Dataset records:
☆ ☆ ☆ ☆ ☆

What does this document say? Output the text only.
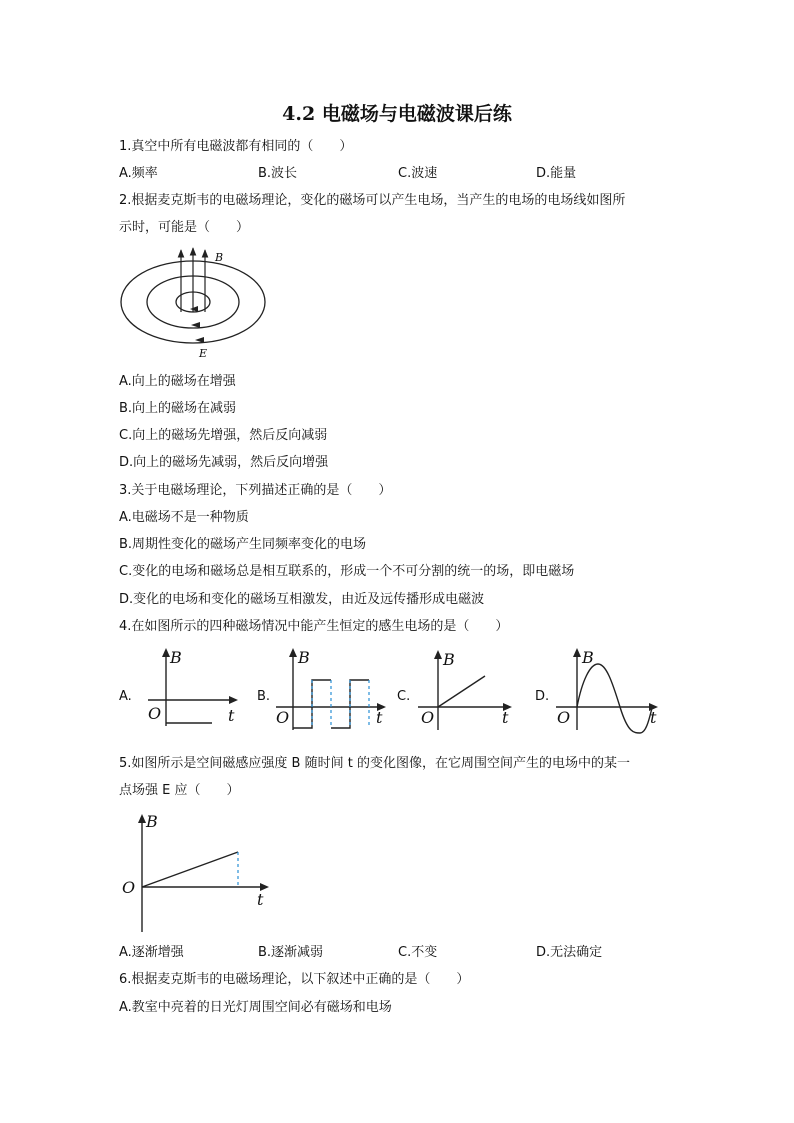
4.2 电磁场与电磁波课后练
1.真空中所有电磁波都有相同的（　　）
A.频率	B.波长	C.波速	D.能量
2.根据麦克斯韦的电磁场理论，变化的磁场可以产生电场，当产生的电场的电场线如图所
示时，可能是（　　）
B
E
A.向上的磁场在增强
B.向上的磁场在减弱
C.向上的磁场先增强，然后反向减弱
D.向上的磁场先减弱，然后反向增强
3.关于电磁场理论，下列描述正确的是（　　）
A.电磁场不是一种物质
B.周期性变化的磁场产生同频率变化的电场
C.变化的电场和磁场总是相互联系的，形成一个不可分割的统一的场，即电磁场
D.变化的电场和变化的磁场互相激发，由近及远传播形成电磁波
4.在如图所示的四种磁场情况中能产生恒定的感生电场的是（　　）
A.
B
t
O
B.
B
t
O
C.
B
t
O
D.
B
t
O
5.如图所示是空间磁感应强度 B 随时间 t 的变化图像，在它周围空间产生的电场中的某一
点场强 E 应（　　）
B
t
O
A.逐渐增强	B.逐渐减弱	C.不变	D.无法确定
6.根据麦克斯韦的电磁场理论，以下叙述中正确的是（　　）
A.教室中亮着的日光灯周围空间必有磁场和电场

☆ ☆ ☆ ☆ ☆

__Aim of the exercise__: Reproduce every line from the entries that holds the word "根据麦克斯韦的电磁场理论".

__Result of the task__:
2.根据麦克斯韦的电磁场理论，变化的磁场可以产生电场，当产生的电场的电场线如图所
6.根据麦克斯韦的电磁场理论，以下叙述中正确的是（　　）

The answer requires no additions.